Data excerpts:
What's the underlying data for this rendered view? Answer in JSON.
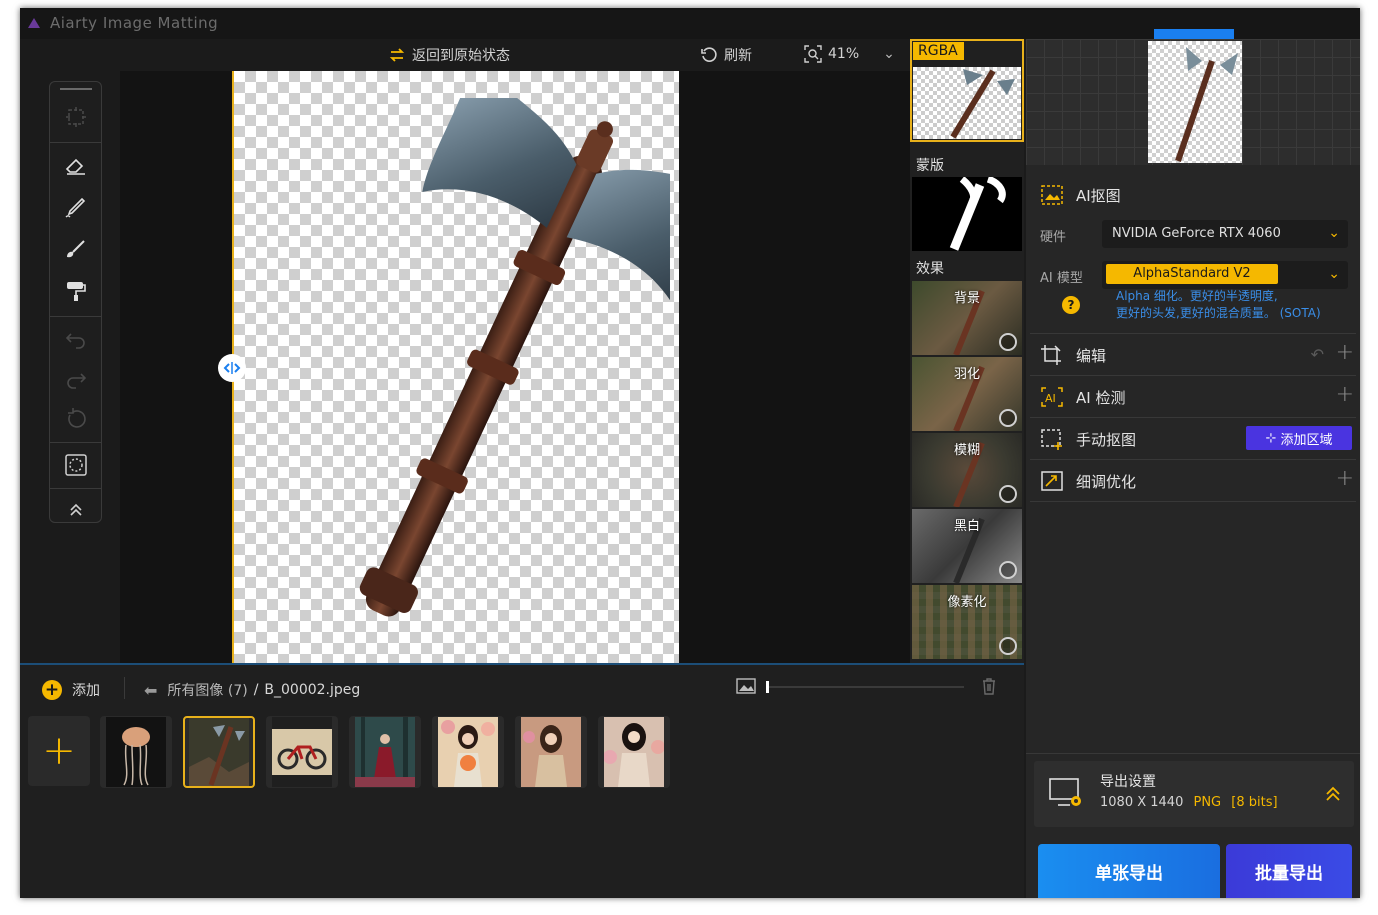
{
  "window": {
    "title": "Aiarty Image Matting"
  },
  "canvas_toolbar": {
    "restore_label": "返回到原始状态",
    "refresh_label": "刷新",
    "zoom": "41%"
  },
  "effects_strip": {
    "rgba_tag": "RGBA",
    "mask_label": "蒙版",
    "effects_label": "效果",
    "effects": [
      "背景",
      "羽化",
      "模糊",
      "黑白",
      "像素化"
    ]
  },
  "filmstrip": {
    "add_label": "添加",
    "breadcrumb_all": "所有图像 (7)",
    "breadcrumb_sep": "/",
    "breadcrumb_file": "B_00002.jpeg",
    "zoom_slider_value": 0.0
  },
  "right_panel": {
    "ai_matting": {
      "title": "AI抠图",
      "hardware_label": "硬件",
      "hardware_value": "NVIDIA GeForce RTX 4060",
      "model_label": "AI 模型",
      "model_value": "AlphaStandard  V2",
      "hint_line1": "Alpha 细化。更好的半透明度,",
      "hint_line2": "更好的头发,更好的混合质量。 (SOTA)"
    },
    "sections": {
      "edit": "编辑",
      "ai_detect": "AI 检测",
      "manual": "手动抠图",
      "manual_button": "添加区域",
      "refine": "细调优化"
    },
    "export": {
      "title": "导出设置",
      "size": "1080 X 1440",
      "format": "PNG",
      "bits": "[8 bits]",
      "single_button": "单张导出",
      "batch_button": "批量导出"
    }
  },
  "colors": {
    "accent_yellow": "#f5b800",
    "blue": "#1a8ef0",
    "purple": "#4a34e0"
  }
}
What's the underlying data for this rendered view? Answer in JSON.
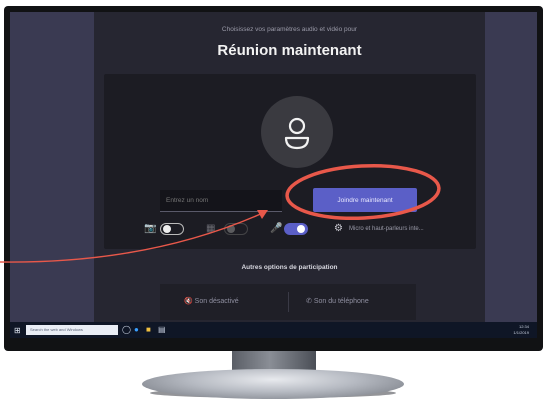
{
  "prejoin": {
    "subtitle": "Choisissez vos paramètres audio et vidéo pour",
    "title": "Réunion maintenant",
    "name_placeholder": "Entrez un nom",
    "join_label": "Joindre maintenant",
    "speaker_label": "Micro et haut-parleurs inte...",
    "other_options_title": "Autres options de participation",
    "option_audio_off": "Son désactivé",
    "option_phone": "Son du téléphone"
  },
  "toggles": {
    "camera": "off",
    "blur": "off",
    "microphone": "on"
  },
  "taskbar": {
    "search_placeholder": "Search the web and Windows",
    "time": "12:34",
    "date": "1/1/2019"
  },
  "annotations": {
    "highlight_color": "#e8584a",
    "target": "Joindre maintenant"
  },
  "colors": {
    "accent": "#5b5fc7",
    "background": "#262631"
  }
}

→ TASK DETAILS:
Reproduce each entry precisely. Leave the pictures out.

→ CORRECT ANSWER:
What's the underlying data for this rendered view? Answer in JSON.
{
  "window": {
    "title": "Aiarty Image Matting"
  },
  "canvas_toolbar": {
    "restore_label": "返回到原始状态",
    "refresh_label": "刷新",
    "zoom": "41%"
  },
  "effects_strip": {
    "rgba_tag": "RGBA",
    "mask_label": "蒙版",
    "effects_label": "效果",
    "effects": [
      "背景",
      "羽化",
      "模糊",
      "黑白",
      "像素化"
    ]
  },
  "filmstrip": {
    "add_label": "添加",
    "breadcrumb_all": "所有图像 (7)",
    "breadcrumb_sep": "/",
    "breadcrumb_file": "B_00002.jpeg",
    "zoom_slider_value": 0.0
  },
  "right_panel": {
    "ai_matting": {
      "title": "AI抠图",
      "hardware_label": "硬件",
      "hardware_value": "NVIDIA GeForce RTX 4060",
      "model_label": "AI 模型",
      "model_value": "AlphaStandard  V2",
      "hint_line1": "Alpha 细化。更好的半透明度,",
      "hint_line2": "更好的头发,更好的混合质量。 (SOTA)"
    },
    "sections": {
      "edit": "编辑",
      "ai_detect": "AI 检测",
      "manual": "手动抠图",
      "manual_button": "添加区域",
      "refine": "细调优化"
    },
    "export": {
      "title": "导出设置",
      "size": "1080 X 1440",
      "format": "PNG",
      "bits": "[8 bits]",
      "single_button": "单张导出",
      "batch_button": "批量导出"
    }
  },
  "colors": {
    "accent_yellow": "#f5b800",
    "blue": "#1a8ef0",
    "purple": "#4a34e0"
  }
}
What's the underlying data for this rendered view? Answer in JSON.
{
  "prejoin": {
    "subtitle": "Choisissez vos paramètres audio et vidéo pour",
    "title": "Réunion maintenant",
    "name_placeholder": "Entrez un nom",
    "join_label": "Joindre maintenant",
    "speaker_label": "Micro et haut-parleurs inte...",
    "other_options_title": "Autres options de participation",
    "option_audio_off": "Son désactivé",
    "option_phone": "Son du téléphone"
  },
  "toggles": {
    "camera": "off",
    "blur": "off",
    "microphone": "on"
  },
  "taskbar": {
    "search_placeholder": "Search the web and Windows",
    "time": "12:34",
    "date": "1/1/2019"
  },
  "annotations": {
    "highlight_color": "#e8584a",
    "target": "Joindre maintenant"
  },
  "colors": {
    "accent": "#5b5fc7",
    "background": "#262631"
  }
}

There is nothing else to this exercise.